- [Alıntılanan Metin]

Dünya ekonomisini sürdüren uluslararası para birimi doların kaynağı.
Siber çağın ileri teknolojisinin kutsal vadisi.
Bir iç savaşla dağılırsa dünya düzeninin çivisi çıkar. Yer küre üzerinde bıraktığı bağırsak atıklarına rağmen bu bir gerçek.
YANLIŞ KUTULAR
Barbara Walter’in “İç Savaşlar Nasıl Başlıyor” adlı kitabı Amerika’nın tartışmalar gündeminde.
Ayrıca…
“İç Savaşlar Nasıl Başlıyor
Ve
Nasıl Durdurulur” adlı kitabı da öyle…
Jonothan Martin ve Alexander Burns’un “Bu Geçmeyecek; Trump, Biden ve Amerika’nın geleceği için savaş” kitabı Stephen Marche’nin “Sonraki İç Savaş: Amerikan Geleceğinden Gönderiler” kitapları tartışmayı genişletiyor.
Amerikan medyasını ve siyasetini etkileyen bu kitaplar ciddi kaygılar ortaya koyuyor.
……………
Şöyle ki:
Barbara Walter’in kitabında “bugün ABD demokrasisi tüm yanlış kutuları işaretliyor” uyarısı yapılmakta.
Yani demokrasi testinde Amerika’nın son yıllarda hep yanlış kutulara çek işaretleri yer almakta.
KIRMIZI IŞIKLAR
“Amerika’nın dağılması” için kırmızı ışıklar daha güçlü yanıp sönüyor.
Endişe verici derecede…
Özellikle Trump’ın 2016 Başkanlık seçimlerini kazanmasıyla birlikte bu kaygılar ortaya çıkmaya ve hızla yoğunlaşmaya başladı.
Halkta da paylaşılan ve derinlik kazanan kanaatler tehlike çıtasını yükseltmekte.
Örneğin 6 Ocak 2021’deki Parlamentonun basılması olayını hatırlayın.

Öğe konum kayıtları
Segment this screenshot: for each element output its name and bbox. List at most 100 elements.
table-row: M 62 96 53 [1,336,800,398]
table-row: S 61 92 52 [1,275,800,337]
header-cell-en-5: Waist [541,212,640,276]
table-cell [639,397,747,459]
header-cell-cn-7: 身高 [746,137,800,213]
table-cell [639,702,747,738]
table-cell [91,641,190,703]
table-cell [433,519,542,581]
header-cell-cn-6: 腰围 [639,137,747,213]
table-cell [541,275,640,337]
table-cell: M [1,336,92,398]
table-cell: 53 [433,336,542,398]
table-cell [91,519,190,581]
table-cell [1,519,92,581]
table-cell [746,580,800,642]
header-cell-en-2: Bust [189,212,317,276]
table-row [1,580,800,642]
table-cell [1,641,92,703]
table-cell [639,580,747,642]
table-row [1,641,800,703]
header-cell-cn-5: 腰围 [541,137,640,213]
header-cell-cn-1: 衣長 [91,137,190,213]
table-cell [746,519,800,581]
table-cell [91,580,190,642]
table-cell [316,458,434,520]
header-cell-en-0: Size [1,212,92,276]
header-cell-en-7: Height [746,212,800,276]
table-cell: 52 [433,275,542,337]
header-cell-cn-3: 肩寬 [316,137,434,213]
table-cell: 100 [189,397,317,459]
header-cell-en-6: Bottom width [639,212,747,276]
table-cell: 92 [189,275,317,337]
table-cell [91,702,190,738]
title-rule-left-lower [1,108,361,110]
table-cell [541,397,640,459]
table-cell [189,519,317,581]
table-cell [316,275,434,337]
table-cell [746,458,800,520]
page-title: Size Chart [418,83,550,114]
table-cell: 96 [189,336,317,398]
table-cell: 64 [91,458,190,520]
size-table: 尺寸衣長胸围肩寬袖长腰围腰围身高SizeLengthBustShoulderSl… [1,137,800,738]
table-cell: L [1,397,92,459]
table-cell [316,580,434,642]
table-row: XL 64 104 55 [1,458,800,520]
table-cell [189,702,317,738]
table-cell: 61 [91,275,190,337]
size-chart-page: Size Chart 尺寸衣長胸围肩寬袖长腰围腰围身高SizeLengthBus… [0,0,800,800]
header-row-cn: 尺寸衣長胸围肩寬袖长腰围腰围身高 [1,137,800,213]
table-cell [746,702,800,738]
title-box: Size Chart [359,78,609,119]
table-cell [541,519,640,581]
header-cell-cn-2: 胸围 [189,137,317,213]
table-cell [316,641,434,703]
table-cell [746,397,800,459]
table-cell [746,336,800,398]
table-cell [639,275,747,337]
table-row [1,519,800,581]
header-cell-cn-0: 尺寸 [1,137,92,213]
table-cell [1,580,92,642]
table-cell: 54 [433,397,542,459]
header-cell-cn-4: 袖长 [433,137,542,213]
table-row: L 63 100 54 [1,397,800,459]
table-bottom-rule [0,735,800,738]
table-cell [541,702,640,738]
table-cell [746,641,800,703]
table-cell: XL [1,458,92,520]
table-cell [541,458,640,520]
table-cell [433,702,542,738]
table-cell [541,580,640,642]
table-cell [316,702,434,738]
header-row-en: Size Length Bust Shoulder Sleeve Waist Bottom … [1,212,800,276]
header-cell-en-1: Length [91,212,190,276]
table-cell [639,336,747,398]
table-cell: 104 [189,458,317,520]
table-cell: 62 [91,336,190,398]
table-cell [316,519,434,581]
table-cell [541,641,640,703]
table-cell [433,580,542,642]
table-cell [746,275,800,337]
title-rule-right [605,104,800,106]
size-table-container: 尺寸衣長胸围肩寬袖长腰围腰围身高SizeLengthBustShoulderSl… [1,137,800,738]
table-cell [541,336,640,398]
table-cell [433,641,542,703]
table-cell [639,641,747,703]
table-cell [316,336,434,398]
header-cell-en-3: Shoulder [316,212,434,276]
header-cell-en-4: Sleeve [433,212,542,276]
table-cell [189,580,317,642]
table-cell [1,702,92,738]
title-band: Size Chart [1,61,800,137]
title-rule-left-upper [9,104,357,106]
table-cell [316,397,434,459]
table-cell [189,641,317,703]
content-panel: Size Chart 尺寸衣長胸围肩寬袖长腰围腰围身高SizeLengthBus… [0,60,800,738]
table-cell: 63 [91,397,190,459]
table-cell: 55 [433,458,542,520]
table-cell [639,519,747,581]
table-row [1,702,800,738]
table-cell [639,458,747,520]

- [Yönergeler]
A. Amerika'daki iç savaş kaygılarını ele alan metinde "Yani demokrasi testinde" ile başlayıp "basılması olayını hatırlayın." ifadesine kadar süren bölümü kelimesi kelimesine aktarınız.
B. Amerika'daki iç savaş kaygılarını ele alan metne göre bu kaygılar hangi gelişmeyle birlikte ortaya çıkmaya ve hızla yoğunlaşmaya başlamıştır?

- [Görev Yanıtları]
A.
Yani demokrasi testinde Amerika’nın son yıllarda hep yanlış kutulara çek işaretleri yer almakta.
KIRMIZI IŞIKLAR
“Amerika’nın dağılması” için kırmızı ışıklar daha güçlü yanıp sönüyor.
Endişe verici derecede…
Özellikle Trump’ın 2016 Başkanlık seçimlerini kazanmasıyla birlikte bu kaygılar ortaya çıkmaya ve hızla yoğunlaşmaya başladı.
Halkta da paylaşılan ve derinlik kazanan kanaatler tehlike çıtasını yükseltmekte.
Örneğin 6 Ocak 2021’deki Parlamentonun basılması olayını hatırlayın.

B. Trump'ın 2016 Başkanlık seçimlerini kazanmasıyla birlikte.